# INSTRUCTIONS TO FOLLOW:
Copy each line that holds "Read".

# DATASET EXTRACT:

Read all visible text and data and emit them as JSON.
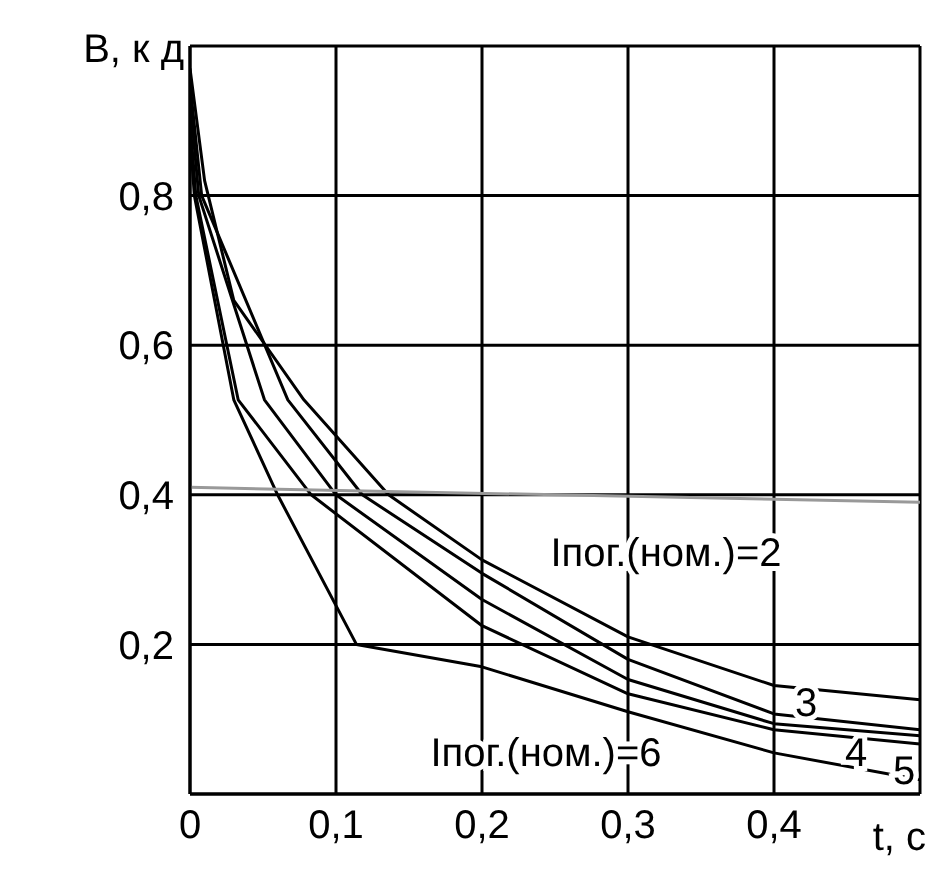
{
  "chart_data": {
    "type": "line",
    "ylabel": "B, к д",
    "xlabel": "t, c",
    "xlim": [
      0,
      0.5
    ],
    "ylim": [
      0,
      1
    ],
    "xticks": [
      {
        "value": 0,
        "label": "0"
      },
      {
        "value": 0.1,
        "label": "0,1"
      },
      {
        "value": 0.2,
        "label": "0,2"
      },
      {
        "value": 0.3,
        "label": "0,3"
      },
      {
        "value": 0.4,
        "label": "0,4"
      },
      {
        "value": 0.5,
        "label": null
      }
    ],
    "yticks": [
      {
        "value": 0,
        "label": null
      },
      {
        "value": 0.2,
        "label": "0,2"
      },
      {
        "value": 0.4,
        "label": "0,4"
      },
      {
        "value": 0.6,
        "label": "0,6"
      },
      {
        "value": 0.8,
        "label": "0,8"
      },
      {
        "value": 1,
        "label": null
      }
    ],
    "grid": true,
    "legend": false,
    "marker": "none",
    "line_style": "solid",
    "series": [
      {
        "color": "#999999",
        "x": [
          0,
          0.5
        ],
        "values": [
          0.41,
          0.39
        ]
      },
      {
        "name": "Iпог.(ном.)=2",
        "color": "#000000",
        "x": [
          0,
          0.01,
          0.03,
          0.078,
          0.136,
          0.2,
          0.3,
          0.4,
          0.5
        ],
        "values": [
          0.97,
          0.82,
          0.66,
          0.527,
          0.4,
          0.313,
          0.21,
          0.145,
          0.126
        ]
      },
      {
        "name": "3",
        "color": "#000000",
        "x": [
          0,
          0.008,
          0.067,
          0.118,
          0.2,
          0.3,
          0.4,
          0.5
        ],
        "values": [
          0.95,
          0.8,
          0.527,
          0.4,
          0.295,
          0.18,
          0.107,
          0.086
        ]
      },
      {
        "name": "4",
        "color": "#000000",
        "x": [
          0,
          0.006,
          0.051,
          0.1,
          0.2,
          0.3,
          0.4,
          0.5
        ],
        "values": [
          0.93,
          0.8,
          0.527,
          0.4,
          0.26,
          0.153,
          0.094,
          0.078
        ]
      },
      {
        "name": "5",
        "color": "#000000",
        "x": [
          0,
          0.004,
          0.033,
          0.083,
          0.2,
          0.3,
          0.4,
          0.5
        ],
        "values": [
          0.9,
          0.8,
          0.527,
          0.4,
          0.225,
          0.134,
          0.086,
          0.067
        ]
      },
      {
        "name": "Iпог.(ном.)=6",
        "color": "#000000",
        "x": [
          0,
          0.003,
          0.03,
          0.06,
          0.114,
          0.2,
          0.3,
          0.4,
          0.5
        ],
        "values": [
          0.88,
          0.8,
          0.527,
          0.4,
          0.2,
          0.17,
          0.11,
          0.055,
          0.019
        ]
      }
    ]
  }
}
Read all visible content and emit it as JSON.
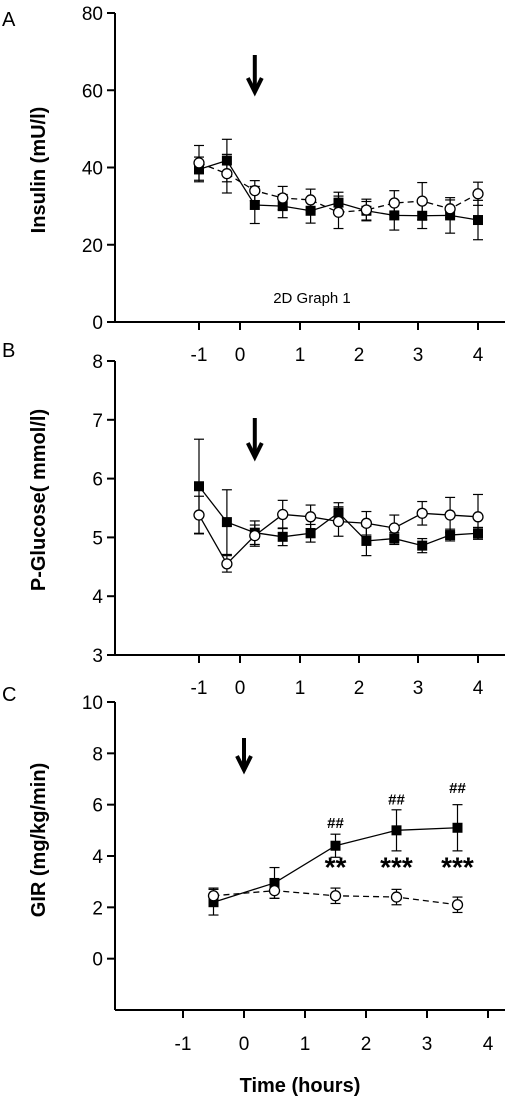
{
  "figure": {
    "xlabel": "Time (hours)",
    "panels_note": "2D Graph 1"
  },
  "chart_data": [
    {
      "panel": "A",
      "type": "line",
      "ylabel": "Insulin (mU/l)",
      "ylim": [
        0,
        80
      ],
      "yticks": [
        0,
        20,
        40,
        60,
        80
      ],
      "xlim": [
        -1.5,
        4.3
      ],
      "xticks": [
        -1,
        0,
        1,
        2,
        3,
        4
      ],
      "arrow_at_x": 0,
      "annotation": "2D Graph 1",
      "series": [
        {
          "marker": "filled-square",
          "line": "solid",
          "x": [
            -1,
            -0.5,
            0,
            0.5,
            1,
            1.5,
            2,
            2.5,
            3,
            3.5,
            4
          ],
          "y": [
            39.5,
            41.8,
            30.3,
            30.0,
            28.8,
            30.9,
            28.8,
            27.6,
            27.5,
            27.6,
            26.4
          ],
          "err": [
            3.2,
            5.5,
            4.8,
            3.0,
            3.2,
            2.7,
            2.4,
            3.8,
            3.3,
            4.6,
            5.1
          ]
        },
        {
          "marker": "open-circle",
          "line": "dashed",
          "x": [
            -1,
            -0.5,
            0,
            0.5,
            1,
            1.5,
            2,
            2.5,
            3,
            3.5,
            4
          ],
          "y": [
            41.2,
            38.4,
            34.0,
            32.1,
            31.6,
            28.4,
            29.0,
            30.8,
            31.3,
            29.3,
            33.2
          ],
          "err": [
            4.5,
            5.0,
            2.6,
            3.0,
            2.8,
            4.2,
            2.8,
            3.2,
            4.8,
            2.3,
            3.0
          ]
        }
      ]
    },
    {
      "panel": "B",
      "type": "line",
      "ylabel": "P-Glucose( mmol/l)",
      "ylim": [
        3,
        8
      ],
      "yticks": [
        3,
        4,
        5,
        6,
        7,
        8
      ],
      "xlim": [
        -1.5,
        4.3
      ],
      "xticks": [
        -1,
        0,
        1,
        2,
        3,
        4
      ],
      "arrow_at_x": 0,
      "series": [
        {
          "marker": "filled-square",
          "line": "solid",
          "x": [
            -1,
            -0.5,
            0,
            0.5,
            1,
            1.5,
            2,
            2.5,
            3,
            3.5,
            4
          ],
          "y": [
            5.87,
            5.26,
            5.08,
            5.01,
            5.07,
            5.42,
            4.94,
            4.98,
            4.86,
            5.04,
            5.07
          ],
          "err": [
            0.8,
            0.55,
            0.2,
            0.15,
            0.15,
            0.17,
            0.25,
            0.1,
            0.12,
            0.1,
            0.1
          ]
        },
        {
          "marker": "open-circle",
          "line": "solid",
          "x": [
            -1,
            -0.5,
            0,
            0.5,
            1,
            1.5,
            2,
            2.5,
            3,
            3.5,
            4
          ],
          "y": [
            5.38,
            4.55,
            5.03,
            5.39,
            5.35,
            5.27,
            5.24,
            5.16,
            5.41,
            5.38,
            5.35
          ],
          "err": [
            0.32,
            0.14,
            0.18,
            0.24,
            0.2,
            0.25,
            0.2,
            0.22,
            0.2,
            0.3,
            0.38
          ]
        }
      ]
    },
    {
      "panel": "C",
      "type": "line",
      "ylabel": "GIR (mg/kg/min)",
      "xlabel": "Time (hours)",
      "ylim": [
        -2,
        10
      ],
      "yticks": [
        0,
        2,
        4,
        6,
        8,
        10
      ],
      "xlim": [
        -1.5,
        4.3
      ],
      "xticks": [
        -1,
        0,
        1,
        2,
        3,
        4
      ],
      "arrow_at_x": 0,
      "series": [
        {
          "marker": "filled-square",
          "line": "solid",
          "x": [
            -0.5,
            0.5,
            1.5,
            2.5,
            3.5
          ],
          "y": [
            2.2,
            2.95,
            4.4,
            5.0,
            5.1
          ],
          "err": [
            0.5,
            0.6,
            0.45,
            0.8,
            0.9
          ]
        },
        {
          "marker": "open-circle",
          "line": "dashed",
          "x": [
            -0.5,
            0.5,
            1.5,
            2.5,
            3.5
          ],
          "y": [
            2.45,
            2.65,
            2.45,
            2.4,
            2.1
          ],
          "err": [
            0.3,
            0.3,
            0.3,
            0.3,
            0.3
          ]
        }
      ],
      "annotations": [
        {
          "text": "##",
          "x": 1.5,
          "y": 5.1,
          "style": "hash"
        },
        {
          "text": "##",
          "x": 2.5,
          "y": 6.0,
          "style": "hash"
        },
        {
          "text": "##",
          "x": 3.5,
          "y": 6.45,
          "style": "hash"
        },
        {
          "text": "**",
          "x": 1.5,
          "y": 3.2,
          "style": "star"
        },
        {
          "text": "***",
          "x": 2.5,
          "y": 3.2,
          "style": "star"
        },
        {
          "text": "***",
          "x": 3.5,
          "y": 3.2,
          "style": "star"
        }
      ]
    }
  ]
}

# EXPECTED ANSWER:
Read all visible text and data and emit them as JSON.
Read all visible content and emit it as JSON.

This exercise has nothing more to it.